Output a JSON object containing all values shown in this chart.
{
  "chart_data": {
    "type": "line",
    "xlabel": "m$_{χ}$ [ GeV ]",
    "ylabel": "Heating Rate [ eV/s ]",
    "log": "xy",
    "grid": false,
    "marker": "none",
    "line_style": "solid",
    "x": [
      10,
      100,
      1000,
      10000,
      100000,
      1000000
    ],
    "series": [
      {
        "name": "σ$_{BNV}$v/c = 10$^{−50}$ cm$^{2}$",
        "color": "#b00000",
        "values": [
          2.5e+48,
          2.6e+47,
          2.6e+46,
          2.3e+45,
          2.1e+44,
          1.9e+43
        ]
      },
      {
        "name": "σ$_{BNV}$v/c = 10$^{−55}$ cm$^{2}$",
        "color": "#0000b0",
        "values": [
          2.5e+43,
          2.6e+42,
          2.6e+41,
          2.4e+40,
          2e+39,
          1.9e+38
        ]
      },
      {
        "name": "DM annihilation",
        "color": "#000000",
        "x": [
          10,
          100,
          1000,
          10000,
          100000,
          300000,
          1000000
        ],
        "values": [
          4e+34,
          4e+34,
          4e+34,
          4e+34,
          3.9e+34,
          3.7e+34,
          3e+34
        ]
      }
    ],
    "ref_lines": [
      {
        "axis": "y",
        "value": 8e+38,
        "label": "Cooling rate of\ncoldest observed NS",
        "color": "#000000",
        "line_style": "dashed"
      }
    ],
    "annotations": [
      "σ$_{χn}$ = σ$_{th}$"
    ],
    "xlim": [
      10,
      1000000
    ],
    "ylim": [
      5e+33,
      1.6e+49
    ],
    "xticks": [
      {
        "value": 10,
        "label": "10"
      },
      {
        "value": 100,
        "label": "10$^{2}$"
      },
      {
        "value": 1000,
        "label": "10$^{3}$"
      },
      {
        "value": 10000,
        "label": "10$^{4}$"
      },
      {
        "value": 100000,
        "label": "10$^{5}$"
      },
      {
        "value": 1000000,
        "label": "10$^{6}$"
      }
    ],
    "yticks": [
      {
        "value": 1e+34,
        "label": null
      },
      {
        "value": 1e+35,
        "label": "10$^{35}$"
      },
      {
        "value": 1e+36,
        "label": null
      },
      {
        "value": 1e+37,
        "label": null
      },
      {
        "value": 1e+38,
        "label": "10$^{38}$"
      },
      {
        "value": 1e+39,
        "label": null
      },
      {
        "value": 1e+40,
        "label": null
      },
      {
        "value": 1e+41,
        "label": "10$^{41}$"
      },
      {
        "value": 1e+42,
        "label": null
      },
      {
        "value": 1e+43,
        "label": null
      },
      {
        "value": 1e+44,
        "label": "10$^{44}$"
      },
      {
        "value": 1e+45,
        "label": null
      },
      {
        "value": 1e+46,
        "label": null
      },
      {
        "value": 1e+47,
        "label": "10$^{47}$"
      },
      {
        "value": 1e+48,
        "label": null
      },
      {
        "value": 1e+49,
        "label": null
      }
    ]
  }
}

•••••

### [Exercise objective]
Could you quote the material above in full, exactly as it stands?

### [Reply]
Output a JSON object containing all values shown in this chart.
{
  "chart_data": {
    "type": "line",
    "xlabel": "m$_{χ}$ [ GeV ]",
    "ylabel": "Heating Rate [ eV/s ]",
    "log": "xy",
    "grid": false,
    "marker": "none",
    "line_style": "solid",
    "x": [
      10,
      100,
      1000,
      10000,
      100000,
      1000000
    ],
    "series": [
      {
        "name": "σ$_{BNV}$v/c = 10$^{−50}$ cm$^{2}$",
        "color": "#b00000",
        "values": [
          2.5e+48,
          2.6e+47,
          2.6e+46,
          2.3e+45,
          2.1e+44,
          1.9e+43
        ]
      },
      {
        "name": "σ$_{BNV}$v/c = 10$^{−55}$ cm$^{2}$",
        "color": "#0000b0",
        "values": [
          2.5e+43,
          2.6e+42,
          2.6e+41,
          2.4e+40,
          2e+39,
          1.9e+38
        ]
      },
      {
        "name": "DM annihilation",
        "color": "#000000",
        "x": [
          10,
          100,
          1000,
          10000,
          100000,
          300000,
          1000000
        ],
        "values": [
          4e+34,
          4e+34,
          4e+34,
          4e+34,
          3.9e+34,
          3.7e+34,
          3e+34
        ]
      }
    ],
    "ref_lines": [
      {
        "axis": "y",
        "value": 8e+38,
        "label": "Cooling rate of\ncoldest observed NS",
        "color": "#000000",
        "line_style": "dashed"
      }
    ],
    "annotations": [
      "σ$_{χn}$ = σ$_{th}$"
    ],
    "xlim": [
      10,
      1000000
    ],
    "ylim": [
      5e+33,
      1.6e+49
    ],
    "xticks": [
      {
        "value": 10,
        "label": "10"
      },
      {
        "value": 100,
        "label": "10$^{2}$"
      },
      {
        "value": 1000,
        "label": "10$^{3}$"
      },
      {
        "value": 10000,
        "label": "10$^{4}$"
      },
      {
        "value": 100000,
        "label": "10$^{5}$"
      },
      {
        "value": 1000000,
        "label": "10$^{6}$"
      }
    ],
    "yticks": [
      {
        "value": 1e+34,
        "label": null
      },
      {
        "value": 1e+35,
        "label": "10$^{35}$"
      },
      {
        "value": 1e+36,
        "label": null
      },
      {
        "value": 1e+37,
        "label": null
      },
      {
        "value": 1e+38,
        "label": "10$^{38}$"
      },
      {
        "value": 1e+39,
        "label": null
      },
      {
        "value": 1e+40,
        "label": null
      },
      {
        "value": 1e+41,
        "label": "10$^{41}$"
      },
      {
        "value": 1e+42,
        "label": null
      },
      {
        "value": 1e+43,
        "label": null
      },
      {
        "value": 1e+44,
        "label": "10$^{44}$"
      },
      {
        "value": 1e+45,
        "label": null
      },
      {
        "value": 1e+46,
        "label": null
      },
      {
        "value": 1e+47,
        "label": "10$^{47}$"
      },
      {
        "value": 1e+48,
        "label": null
      },
      {
        "value": 1e+49,
        "label": null
      }
    ]
  }
}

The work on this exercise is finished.